Saved data entries
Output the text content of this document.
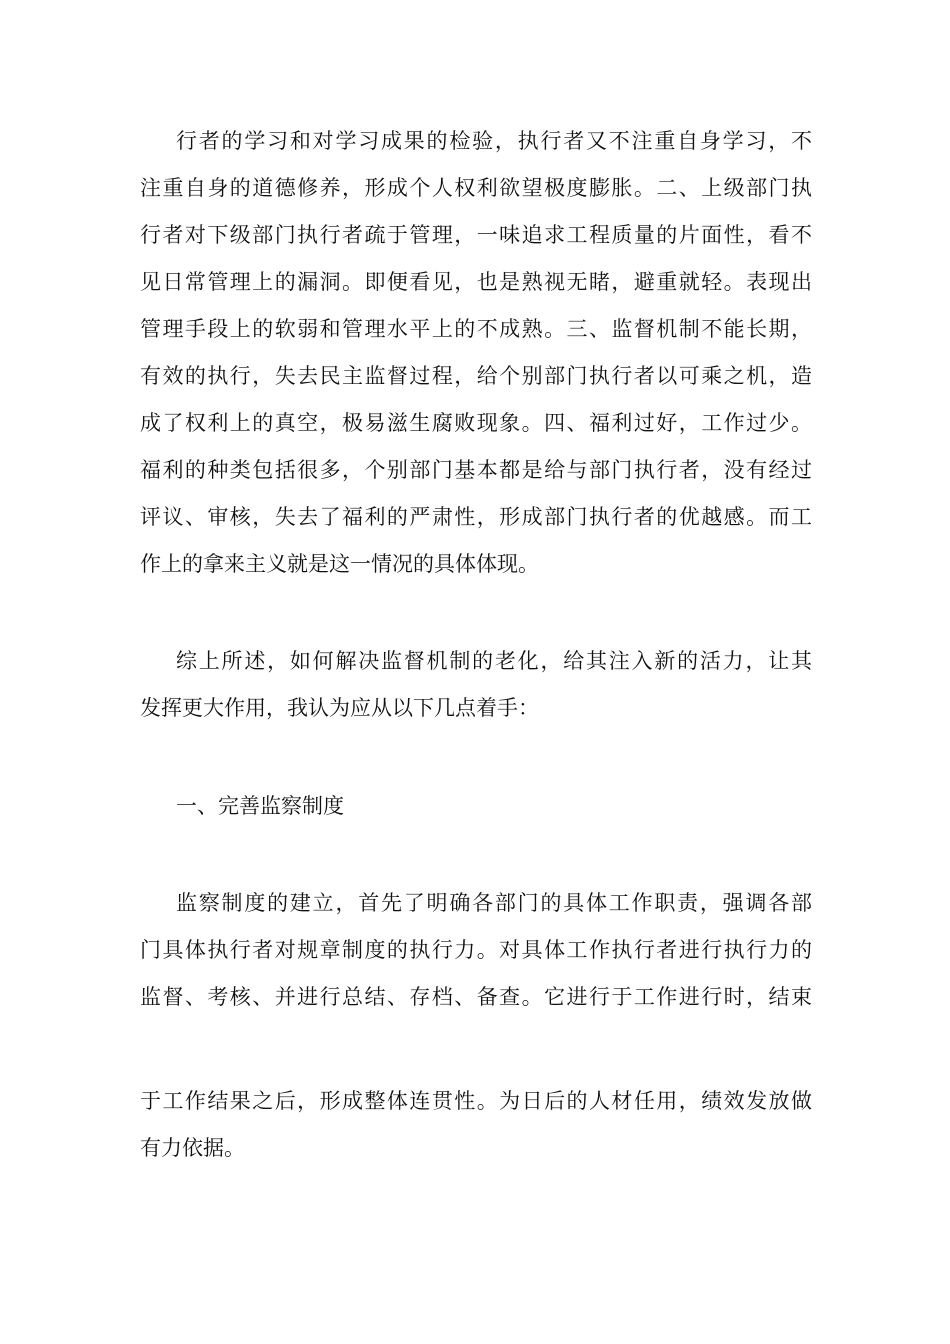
行者的学习和对学习成果的检验，执行者又不注重自身学习，不
注重自身的道德修养，形成个人权利欲望极度膨胀。二、上级部门执
行者对下级部门执行者疏于管理，一味追求工程质量的片面性，看不
见日常管理上的漏洞。即便看见，也是熟视无睹，避重就轻。表现出
管理手段上的软弱和管理水平上的不成熟。三、监督机制不能长期，
有效的执行，失去民主监督过程，给个别部门执行者以可乘之机，造
成了权利上的真空，极易滋生腐败现象。四、福利过好，工作过少。
福利的种类包括很多，个别部门基本都是给与部门执行者，没有经过
评议、审核，失去了福利的严肃性，形成部门执行者的优越感。而工
作上的拿来主义就是这一情况的具体体现。
综上所述，如何解决监督机制的老化，给其注入新的活力，让其
发挥更大作用，我认为应从以下几点着手：
一、完善监察制度
监察制度的建立，首先了明确各部门的具体工作职责，强调各部
门具体执行者对规章制度的执行力。对具体工作执行者进行执行力的
监督、考核、并进行总结、存档、备查。它进行于工作进行时，结束
于工作结果之后，形成整体连贯性。为日后的人材任用，绩效发放做
有力依据。
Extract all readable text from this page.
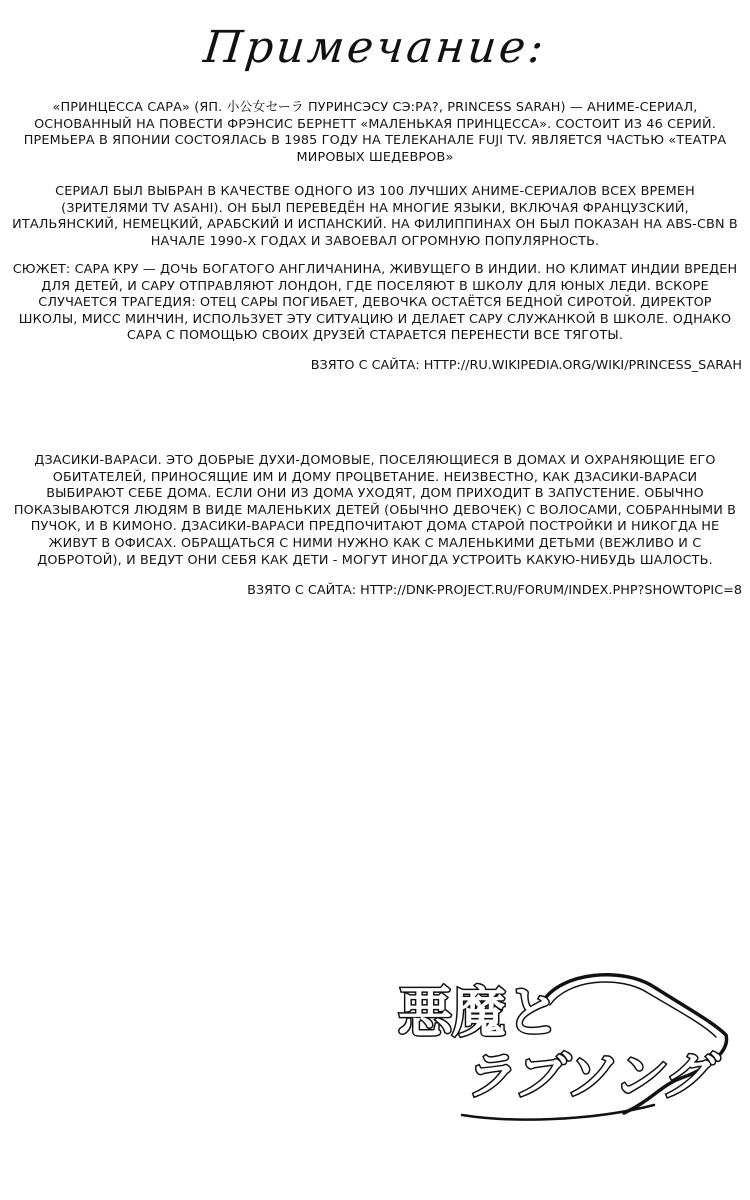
Примечание:

«ПРИНЦЕССА САРА» (ЯП. 小公女セーラ ПУРИНСЭСУ СЭ:РА?, PRINCESS SARAH) — АНИМЕ-СЕРИАЛ, ОСНОВАННЫЙ НА ПОВЕСТИ ФРЭНСИС БЕРНЕТТ «МАЛЕНЬКАЯ ПРИНЦЕССА». СОСТОИТ ИЗ 46 СЕРИЙ. ПРЕМЬЕРА В ЯПОНИИ СОСТОЯЛАСЬ В 1985 ГОДУ НА ТЕЛЕКАНАЛЕ FUJI TV. ЯВЛЯЕТСЯ ЧАСТЬЮ «ТЕАТРА МИРОВЫХ ШЕДЕВРОВ»

СЕРИАЛ БЫЛ ВЫБРАН В КАЧЕСТВЕ ОДНОГО ИЗ 100 ЛУЧШИХ АНИМЕ-СЕРИАЛОВ ВСЕХ ВРЕМЕН (ЗРИТЕЛЯМИ TV ASAHI). ОН БЫЛ ПЕРЕВЕДЁН НА МНОГИЕ ЯЗЫКИ, ВКЛЮЧАЯ ФРАНЦУЗСКИЙ, ИТАЛЬЯНСКИЙ, НЕМЕЦКИЙ, АРАБСКИЙ И ИСПАНСКИЙ. НА ФИЛИППИНАХ ОН БЫЛ ПОКАЗАН НА ABS-CBN В НАЧАЛЕ 1990-Х ГОДАХ И ЗАВОЕВАЛ ОГРОМНУЮ ПОПУЛЯРНОСТЬ.

СЮЖЕТ: САРА КРУ — ДОЧЬ БОГАТОГО АНГЛИЧАНИНА, ЖИВУЩЕГО В ИНДИИ. НО КЛИМАТ ИНДИИ ВРЕДЕН ДЛЯ ДЕТЕЙ, И САРУ ОТПРАВЛЯЮТ ЛОНДОН, ГДЕ ПОСЕЛЯЮТ В ШКОЛУ ДЛЯ ЮНЫХ ЛЕДИ. ВСКОРЕ СЛУЧАЕТСЯ ТРАГЕДИЯ: ОТЕЦ САРЫ ПОГИБАЕТ, ДЕВОЧКА ОСТАЁТСЯ БЕДНОЙ СИРОТОЙ. ДИРЕКТОР ШКОЛЫ, МИСС МИНЧИН, ИСПОЛЬЗУЕТ ЭТУ СИТУАЦИЮ И ДЕЛАЕТ САРУ СЛУЖАНКОЙ В ШКОЛЕ. ОДНАКО САРА С ПОМОЩЬЮ СВОИХ ДРУЗЕЙ СТАРАЕТСЯ ПЕРЕНЕСТИ ВСЕ ТЯГОТЫ.

ВЗЯТО С САЙТА: HTTP://RU.WIKIPEDIA.ORG/WIKI/PRINCESS_SARAH

ДЗАСИКИ-ВАРАСИ. ЭТО ДОБРЫЕ ДУХИ-ДОМОВЫЕ, ПОСЕЛЯЮЩИЕСЯ В ДОМАХ И ОХРАНЯЮЩИЕ ЕГО ОБИТАТЕЛЕЙ, ПРИНОСЯЩИЕ ИМ И ДОМУ ПРОЦВЕТАНИЕ. НЕИЗВЕСТНО, КАК ДЗАСИКИ-ВАРАСИ ВЫБИРАЮТ СЕБЕ ДОМА. ЕСЛИ ОНИ ИЗ ДОМА УХОДЯТ, ДОМ ПРИХОДИТ В ЗАПУСТЕНИЕ. ОБЫЧНО ПОКАЗЫВАЮТСЯ ЛЮДЯМ В ВИДЕ МАЛЕНЬКИХ ДЕТЕЙ (ОБЫЧНО ДЕВОЧЕК) С ВОЛОСАМИ, СОБРАННЫМИ В ПУЧОК, И В КИМОНО. ДЗАСИКИ-ВАРАСИ ПРЕДПОЧИТАЮТ ДОМА СТАРОЙ ПОСТРОЙКИ И НИКОГДА НЕ ЖИВУТ В ОФИСАХ. ОБРАЩАТЬСЯ С НИМИ НУЖНО КАК С МАЛЕНЬКИМИ ДЕТЬМИ (ВЕЖЛИВО И С ДОБРОТОЙ), И ВЕДУТ ОНИ СЕБЯ КАК ДЕТИ - МОГУТ ИНОГДА УСТРОИТЬ КАКУЮ-НИБУДЬ ШАЛОСТЬ.

ВЗЯТО С САЙТА: HTTP://DNK-PROJECT.RU/FORUM/INDEX.PHP?SHOWTOPIC=8
悪魔と
ラブソング
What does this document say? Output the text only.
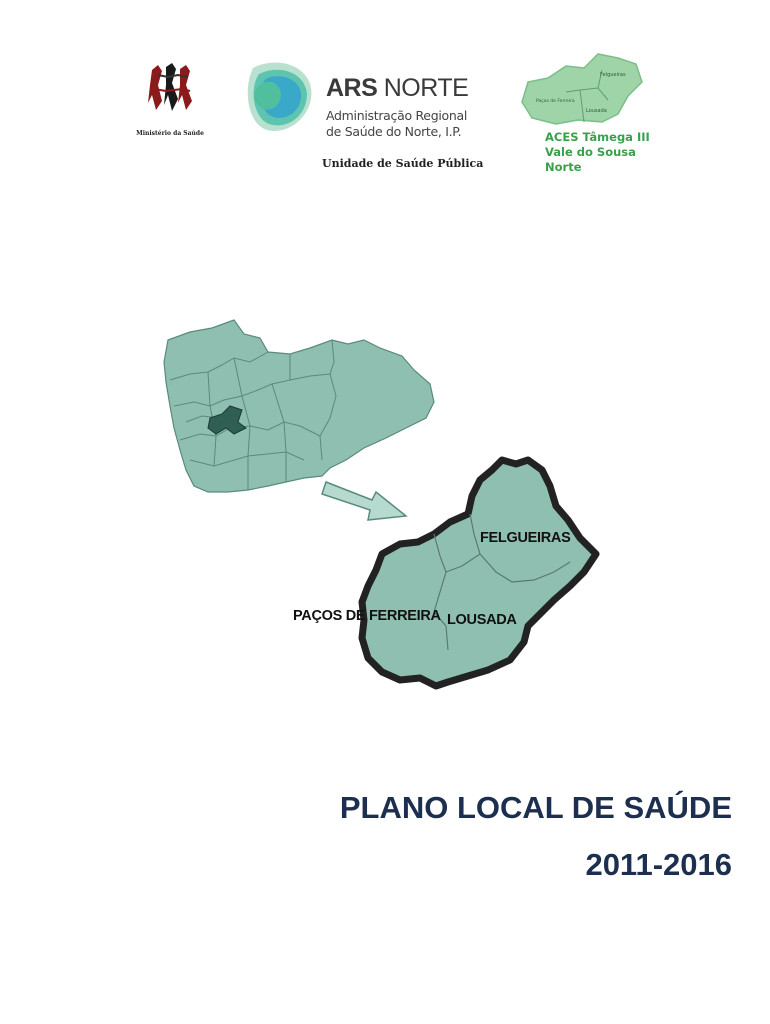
Ministério da Saúde
ARS NORTE
Administração Regional
de Saúde do Norte, I.P.
Unidade de Saúde Pública
Felgueiras
Paços de Ferreira
Lousada
ACES Tâmega III
Vale do Sousa
Norte
FELGUEIRAS
PAÇOS DE FERREIRA LOUSADA
PLANO LOCAL DE SAÚDE
2011-2016
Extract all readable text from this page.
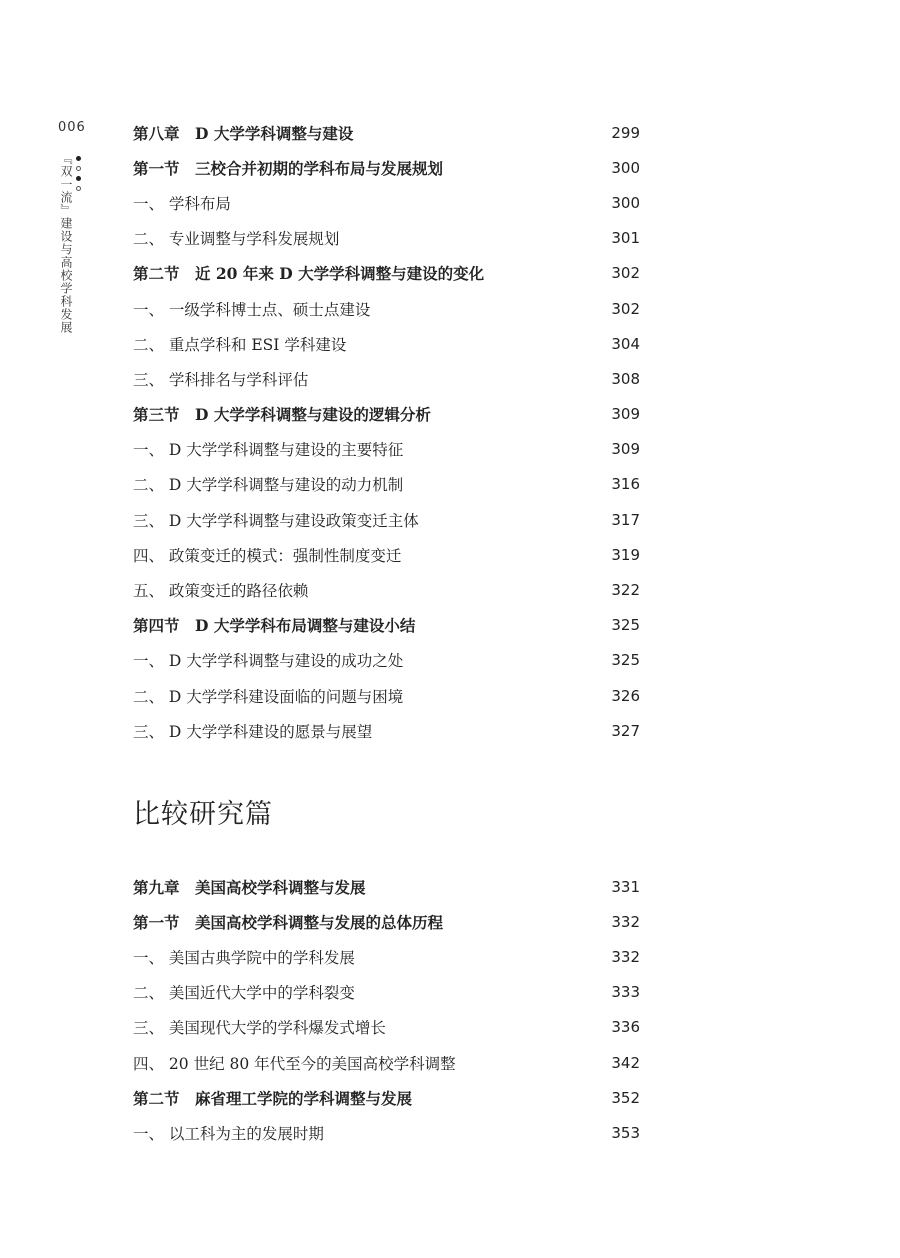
006
『双一流』建设与高校学科发展
第八章　D 大学学科调整与建设	299
第一节　三校合并初期的学科布局与发展规划	300
一、 学科布局	300
二、 专业调整与学科发展规划	301
第二节　近 20 年来 D 大学学科调整与建设的变化	302
一、 一级学科博士点、硕士点建设	302
二、 重点学科和 ESI 学科建设	304
三、 学科排名与学科评估	308
第三节　D 大学学科调整与建设的逻辑分析	309
一、 D 大学学科调整与建设的主要特征	309
二、 D 大学学科调整与建设的动力机制	316
三、 D 大学学科调整与建设政策变迁主体	317
四、 政策变迁的模式：强制性制度变迁	319
五、 政策变迁的路径依赖	322
第四节　D 大学学科布局调整与建设小结	325
一、 D 大学学科调整与建设的成功之处	325
二、 D 大学学科建设面临的问题与困境	326
三、 D 大学学科建设的愿景与展望	327
比较研究篇
第九章　美国高校学科调整与发展	331
第一节　美国高校学科调整与发展的总体历程	332
一、 美国古典学院中的学科发展	332
二、 美国近代大学中的学科裂变	333
三、 美国现代大学的学科爆发式增长	336
四、 20 世纪 80 年代至今的美国高校学科调整	342
第二节　麻省理工学院的学科调整与发展	352
一、 以工科为主的发展时期	353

◆ **GOAL**
Across the entries, how many lines hold the word "HTTP"? Say only the number.

◆ **REPLY TO THE EXERCISE**
2